— Begin EXTRACTED INFORMATION —

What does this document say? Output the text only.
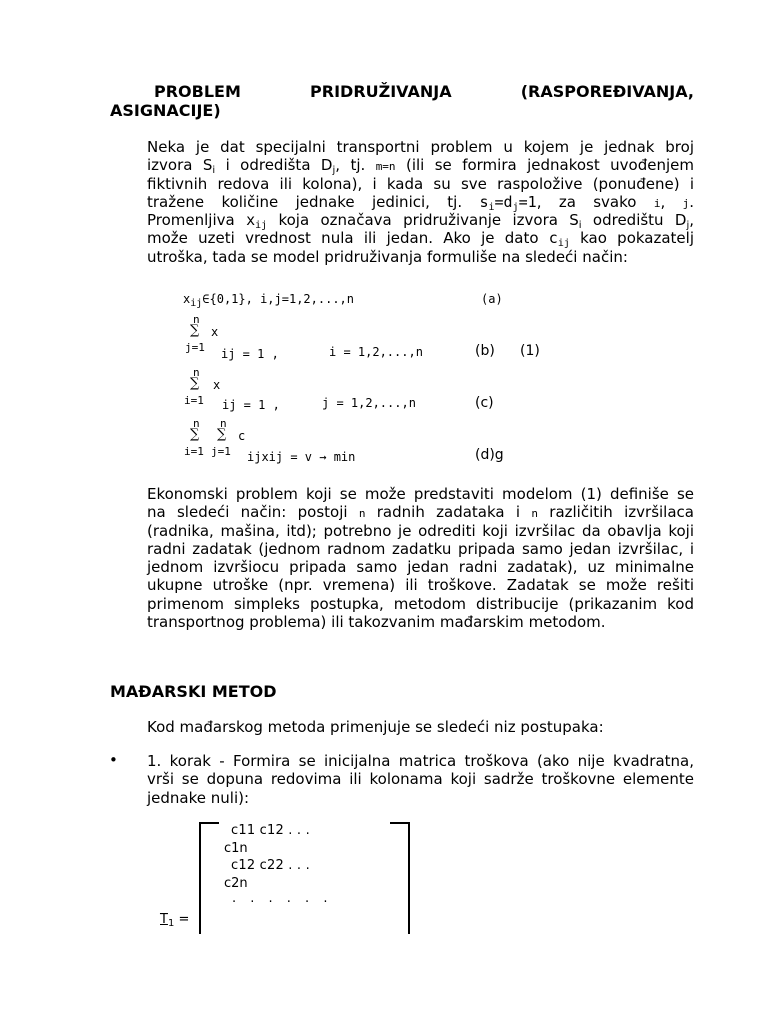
PROBLEM	PRIDRUŽIVANJA	(RASPOREĐIVANJA,
ASIGNACIJE)
Neka je dat specijalni transportni problem u kojem je jednak broj
izvora $S_i$ i odredišta $D_j$, tj. m=n (ili se formira jednakost uvođenjem
fiktivnih redova ili kolona), i kada su sve raspoložive (ponuđene) i
tražene količine jednake jedinici, tj. $s_i=d_j=1$, za svako i, j.
Promenljiva $x_{ij}$ koja označava pridruživanje izvora $S_i$ odredištu $D_j$,
može uzeti vrednost nula ili jedan. Ako je dato $c_{ij}$ kao pokazatelj
utroška, tada se model pridruživanja formuliše na sledeći način:
$x_{ij}\in\{0,1\}$, i,j=1,2,...,n	(a)
n
∑ x
j=1 ij = 1 ,	i = 1,2,...,n	(b) (1)
n
∑ x
i=1 ij = 1 ,	j = 1,2,...,n	(c)
n n
∑ ∑ c
i=1 j=1 ijxij = v → min	(d)g
Ekonomski problem koji se može predstaviti modelom (1) definiše se
na sledeći način: postoji n radnih zadataka i n različitih izvršilaca
(radnika, mašina, itd); potrebno je odrediti koji izvršilac da obavlja koji
radni zadatak (jednom radnom zadatku pripada samo jedan izvršilac, i
jednom izvršiocu pripada samo jedan radni zadatak), uz minimalne
ukupne utroške (npr. vremena) ili troškove. Zadatak se može rešiti
primenom simpleks postupka, metodom distribucije (prikazanim kod
transportnog problema) ili takozvanim mađarskim metodom.
MAĐARSKI METOD
Kod mađarskog metoda primenjuje se sledeći niz postupaka:
• 1. korak - Formira se inicijalna matrica troškova (ako nije kvadratna,
vrši se dopuna redovima ili kolonama koji sadrže troškovne elemente
jednake nuli):
c11 c12 . . .
c1n
c12 c22 . . .
c2n
. . . . . .
$T_1$ =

— End EXTRACTED INFORMATION —

■ DIRECTION:
Keep the pictures out and write out the records exactly.

■ TASK OUTPUT:
What does this document say? Output the text only.
PROBLEM	PRIDRUŽIVANJA	(RASPOREĐIVANJA,
ASIGNACIJE)
Neka je dat specijalni transportni problem u kojem je jednak broj
izvora $S_i$ i odredišta $D_j$, tj. m=n (ili se formira jednakost uvođenjem
fiktivnih redova ili kolona), i kada su sve raspoložive (ponuđene) i
tražene količine jednake jedinici, tj. $s_i=d_j=1$, za svako i, j.
Promenljiva $x_{ij}$ koja označava pridruživanje izvora $S_i$ odredištu $D_j$,
može uzeti vrednost nula ili jedan. Ako je dato $c_{ij}$ kao pokazatelj
utroška, tada se model pridruživanja formuliše na sledeći način:
$x_{ij}\in\{0,1\}$, i,j=1,2,...,n	(a)
n
∑ x
j=1 ij = 1 ,	i = 1,2,...,n	(b) (1)
n
∑ x
i=1 ij = 1 ,	j = 1,2,...,n	(c)
n n
∑ ∑ c
i=1 j=1 ijxij = v → min	(d)g
Ekonomski problem koji se može predstaviti modelom (1) definiše se
na sledeći način: postoji n radnih zadataka i n različitih izvršilaca
(radnika, mašina, itd); potrebno je odrediti koji izvršilac da obavlja koji
radni zadatak (jednom radnom zadatku pripada samo jedan izvršilac, i
jednom izvršiocu pripada samo jedan radni zadatak), uz minimalne
ukupne utroške (npr. vremena) ili troškove. Zadatak se može rešiti
primenom simpleks postupka, metodom distribucije (prikazanim kod
transportnog problema) ili takozvanim mađarskim metodom.
MAĐARSKI METOD
Kod mađarskog metoda primenjuje se sledeći niz postupaka:
• 1. korak - Formira se inicijalna matrica troškova (ako nije kvadratna,
vrši se dopuna redovima ili kolonama koji sadrže troškovne elemente
jednake nuli):
c11 c12 . . .
c1n
c12 c22 . . .
c2n
. . . . . .
$T_1$ =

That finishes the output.